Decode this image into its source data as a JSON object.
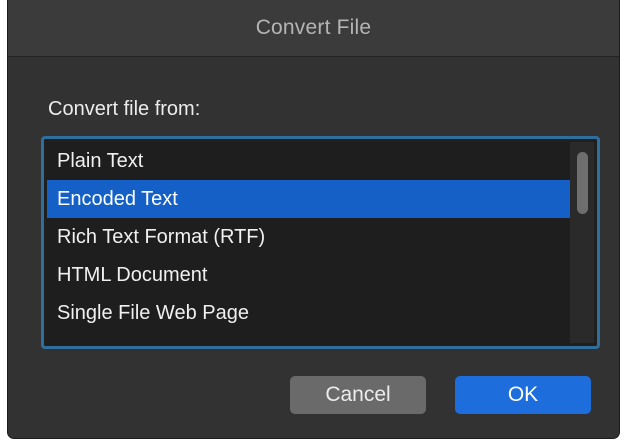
{
  "dialog": {
    "title": "Convert File",
    "prompt": "Convert file from:",
    "formats": [
      "Plain Text",
      "Encoded Text",
      "Rich Text Format (RTF)",
      "HTML Document",
      "Single File Web Page"
    ],
    "selected_format": "Encoded Text",
    "cancel_label": "Cancel",
    "ok_label": "OK"
  },
  "colors": {
    "dialog_background": "#323232",
    "selection": "#1460c6",
    "focus_ring": "#2e6f9e",
    "default_button": "#1d6ddc"
  }
}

============

Your objective | Retype the records exactly. Any image in them should not appear in what you write.

Finished answer |
Decode this image into its source data as a JSON object.
{
  "dialog": {
    "title": "Convert File",
    "prompt": "Convert file from:",
    "formats": [
      "Plain Text",
      "Encoded Text",
      "Rich Text Format (RTF)",
      "HTML Document",
      "Single File Web Page"
    ],
    "selected_format": "Encoded Text",
    "cancel_label": "Cancel",
    "ok_label": "OK"
  },
  "colors": {
    "dialog_background": "#323232",
    "selection": "#1460c6",
    "focus_ring": "#2e6f9e",
    "default_button": "#1d6ddc"
  }
}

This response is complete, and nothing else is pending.